- **READING PASSAGE**:
Start of Block

To summarize, we appreciate the collective intellectual efforts from the CSCW community in the ethics and power dynamics within AI, data, and technology. We are proud to be part of the movement and look forward to collaborating broadly with scholars, community leaders, policy makers, and practitioners with similar interests and vision.

End of Block

- **DATA SECTION**:
Start of Block

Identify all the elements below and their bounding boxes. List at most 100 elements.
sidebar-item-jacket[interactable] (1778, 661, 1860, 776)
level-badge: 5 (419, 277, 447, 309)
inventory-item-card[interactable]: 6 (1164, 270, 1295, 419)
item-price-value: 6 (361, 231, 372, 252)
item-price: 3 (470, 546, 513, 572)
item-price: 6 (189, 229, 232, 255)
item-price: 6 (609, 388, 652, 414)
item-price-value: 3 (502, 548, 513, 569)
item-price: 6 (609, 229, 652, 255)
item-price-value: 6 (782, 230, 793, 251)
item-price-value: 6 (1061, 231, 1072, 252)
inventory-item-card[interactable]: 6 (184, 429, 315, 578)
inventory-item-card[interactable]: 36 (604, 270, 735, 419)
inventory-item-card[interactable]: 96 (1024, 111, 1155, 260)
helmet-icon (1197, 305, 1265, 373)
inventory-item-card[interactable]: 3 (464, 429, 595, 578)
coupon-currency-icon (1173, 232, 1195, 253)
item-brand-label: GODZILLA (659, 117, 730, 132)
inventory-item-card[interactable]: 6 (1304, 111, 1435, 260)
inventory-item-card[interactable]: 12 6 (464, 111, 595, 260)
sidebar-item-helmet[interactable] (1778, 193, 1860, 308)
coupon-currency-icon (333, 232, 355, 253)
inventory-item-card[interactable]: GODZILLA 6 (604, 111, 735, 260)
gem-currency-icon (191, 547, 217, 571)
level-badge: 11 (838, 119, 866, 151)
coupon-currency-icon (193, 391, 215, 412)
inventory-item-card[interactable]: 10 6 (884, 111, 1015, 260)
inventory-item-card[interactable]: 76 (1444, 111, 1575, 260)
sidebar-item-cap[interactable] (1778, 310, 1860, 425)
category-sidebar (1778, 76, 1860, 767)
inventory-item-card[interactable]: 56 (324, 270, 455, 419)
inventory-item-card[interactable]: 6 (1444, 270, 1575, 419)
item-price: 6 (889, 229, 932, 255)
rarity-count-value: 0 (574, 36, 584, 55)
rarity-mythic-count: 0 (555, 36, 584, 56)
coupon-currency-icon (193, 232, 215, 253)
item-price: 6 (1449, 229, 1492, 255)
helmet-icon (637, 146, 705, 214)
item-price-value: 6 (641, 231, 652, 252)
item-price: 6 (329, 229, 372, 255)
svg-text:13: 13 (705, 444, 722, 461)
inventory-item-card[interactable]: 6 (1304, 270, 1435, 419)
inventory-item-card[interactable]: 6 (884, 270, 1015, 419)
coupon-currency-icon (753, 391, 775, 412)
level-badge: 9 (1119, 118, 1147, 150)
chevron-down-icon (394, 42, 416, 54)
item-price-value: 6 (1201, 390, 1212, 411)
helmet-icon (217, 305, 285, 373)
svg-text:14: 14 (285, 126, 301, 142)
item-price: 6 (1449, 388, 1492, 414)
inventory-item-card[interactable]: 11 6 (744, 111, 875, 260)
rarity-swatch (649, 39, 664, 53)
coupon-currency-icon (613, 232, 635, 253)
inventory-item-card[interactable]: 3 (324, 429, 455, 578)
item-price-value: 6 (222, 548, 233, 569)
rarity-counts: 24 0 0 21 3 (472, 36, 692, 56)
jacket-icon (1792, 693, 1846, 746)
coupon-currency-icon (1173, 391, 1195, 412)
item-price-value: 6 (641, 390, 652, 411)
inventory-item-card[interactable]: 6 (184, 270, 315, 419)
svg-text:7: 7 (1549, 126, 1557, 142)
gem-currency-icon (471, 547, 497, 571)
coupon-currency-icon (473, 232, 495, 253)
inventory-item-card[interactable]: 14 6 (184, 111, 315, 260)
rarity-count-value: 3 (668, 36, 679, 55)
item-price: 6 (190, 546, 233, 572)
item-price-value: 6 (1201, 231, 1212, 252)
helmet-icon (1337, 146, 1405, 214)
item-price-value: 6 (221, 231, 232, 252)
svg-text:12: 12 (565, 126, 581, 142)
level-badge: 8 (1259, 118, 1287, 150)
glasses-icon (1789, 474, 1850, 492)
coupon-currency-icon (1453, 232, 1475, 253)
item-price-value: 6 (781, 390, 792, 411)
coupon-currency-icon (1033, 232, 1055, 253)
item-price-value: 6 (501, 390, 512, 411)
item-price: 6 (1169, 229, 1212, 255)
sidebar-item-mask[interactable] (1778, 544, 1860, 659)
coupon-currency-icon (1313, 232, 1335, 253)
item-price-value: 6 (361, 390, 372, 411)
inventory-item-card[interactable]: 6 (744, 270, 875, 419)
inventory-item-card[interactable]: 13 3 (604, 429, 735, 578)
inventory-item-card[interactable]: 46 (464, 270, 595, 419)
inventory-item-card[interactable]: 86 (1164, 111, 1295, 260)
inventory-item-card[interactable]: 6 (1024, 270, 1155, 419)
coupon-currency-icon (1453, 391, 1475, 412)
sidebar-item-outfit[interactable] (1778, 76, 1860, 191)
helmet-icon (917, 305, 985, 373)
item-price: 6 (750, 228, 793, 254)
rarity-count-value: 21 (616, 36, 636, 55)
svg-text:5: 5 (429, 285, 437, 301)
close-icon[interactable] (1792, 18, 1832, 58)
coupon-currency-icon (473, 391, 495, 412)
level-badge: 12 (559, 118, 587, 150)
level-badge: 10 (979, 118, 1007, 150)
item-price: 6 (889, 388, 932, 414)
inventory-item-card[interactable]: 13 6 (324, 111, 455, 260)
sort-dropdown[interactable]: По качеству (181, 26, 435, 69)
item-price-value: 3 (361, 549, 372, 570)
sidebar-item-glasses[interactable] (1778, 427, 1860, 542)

End of Block

- **ACTIONS TO TAKE**:
a - In the CSCW summary, print everything from "To summarize, we" down to "interests and vision." word for word.
b - Condense the paragraph of the CSCW summary that opens "To summarize, we appreciate" into one shorter sentence that keeps its main points.
Work only from the CSCW summary.

- **ANSWERS PROVIDED**:
a -
To summarize, we appreciate the collective intellectual efforts from the CSCW community in the ethics and power dynamics within AI, data, and technology. We are proud to be part of the movement and look forward to collaborating broadly with scholars, community leaders, policy makers, and practitioners with similar interests and vision.

b - We value the CSCW community's work on ethics and power dynamics in AI, data, and technology, are proud to join this movement, and hope to collaborate broadly with scholars, community leaders, policy makers, and practitioners who share our interests and vision.